Records contained in a dataset
○ ○ ○ ○

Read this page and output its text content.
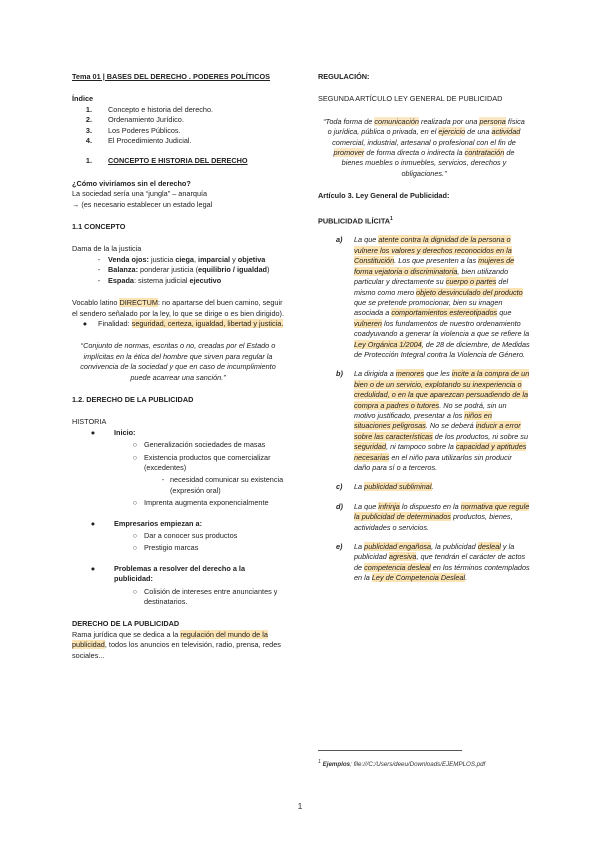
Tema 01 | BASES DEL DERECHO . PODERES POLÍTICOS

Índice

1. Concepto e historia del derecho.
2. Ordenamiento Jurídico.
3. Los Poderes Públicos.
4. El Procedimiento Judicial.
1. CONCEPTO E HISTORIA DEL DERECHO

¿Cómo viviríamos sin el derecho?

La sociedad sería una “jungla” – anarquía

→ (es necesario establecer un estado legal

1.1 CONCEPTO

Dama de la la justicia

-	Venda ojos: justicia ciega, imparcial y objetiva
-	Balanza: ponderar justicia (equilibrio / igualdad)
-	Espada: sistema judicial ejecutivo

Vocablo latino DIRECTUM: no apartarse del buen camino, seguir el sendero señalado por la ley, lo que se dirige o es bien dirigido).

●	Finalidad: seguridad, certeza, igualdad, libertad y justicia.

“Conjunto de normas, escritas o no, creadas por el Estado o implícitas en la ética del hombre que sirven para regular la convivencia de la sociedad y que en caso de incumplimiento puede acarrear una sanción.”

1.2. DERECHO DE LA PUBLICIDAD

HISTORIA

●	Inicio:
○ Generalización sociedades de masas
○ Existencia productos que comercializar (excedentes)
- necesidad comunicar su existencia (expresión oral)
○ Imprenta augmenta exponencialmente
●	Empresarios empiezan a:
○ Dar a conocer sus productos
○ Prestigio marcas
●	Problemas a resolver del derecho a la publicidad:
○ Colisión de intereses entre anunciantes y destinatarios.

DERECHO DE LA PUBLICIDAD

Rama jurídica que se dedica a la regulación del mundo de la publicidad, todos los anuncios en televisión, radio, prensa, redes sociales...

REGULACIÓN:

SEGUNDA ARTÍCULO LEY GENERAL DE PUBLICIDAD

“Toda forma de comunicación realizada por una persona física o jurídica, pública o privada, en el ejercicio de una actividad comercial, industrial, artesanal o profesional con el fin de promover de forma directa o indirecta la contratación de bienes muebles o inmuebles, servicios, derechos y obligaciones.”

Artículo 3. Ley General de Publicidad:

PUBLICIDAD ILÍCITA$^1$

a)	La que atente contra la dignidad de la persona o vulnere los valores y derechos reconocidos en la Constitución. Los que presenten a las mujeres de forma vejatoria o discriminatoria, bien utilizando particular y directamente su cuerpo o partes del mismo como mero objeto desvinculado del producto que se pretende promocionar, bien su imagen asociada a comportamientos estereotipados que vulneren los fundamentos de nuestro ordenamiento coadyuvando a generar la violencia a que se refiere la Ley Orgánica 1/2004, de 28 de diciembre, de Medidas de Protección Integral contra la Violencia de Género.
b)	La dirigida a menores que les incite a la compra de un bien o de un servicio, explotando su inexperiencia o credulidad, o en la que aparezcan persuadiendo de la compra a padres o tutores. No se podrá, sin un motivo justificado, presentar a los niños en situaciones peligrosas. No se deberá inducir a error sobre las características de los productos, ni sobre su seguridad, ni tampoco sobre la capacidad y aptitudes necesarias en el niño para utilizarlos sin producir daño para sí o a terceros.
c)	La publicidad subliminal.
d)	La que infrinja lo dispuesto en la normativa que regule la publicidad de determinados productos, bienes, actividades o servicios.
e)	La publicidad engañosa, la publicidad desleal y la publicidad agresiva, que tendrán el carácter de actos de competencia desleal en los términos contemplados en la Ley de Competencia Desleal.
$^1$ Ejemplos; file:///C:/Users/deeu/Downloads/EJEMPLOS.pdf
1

○ ○ ○ ○

-- DIRECTIVE --
For the data above, state how many lines contain "seguridad"; the number is the whole answer.

-- EXERCISE RESPONSE --
2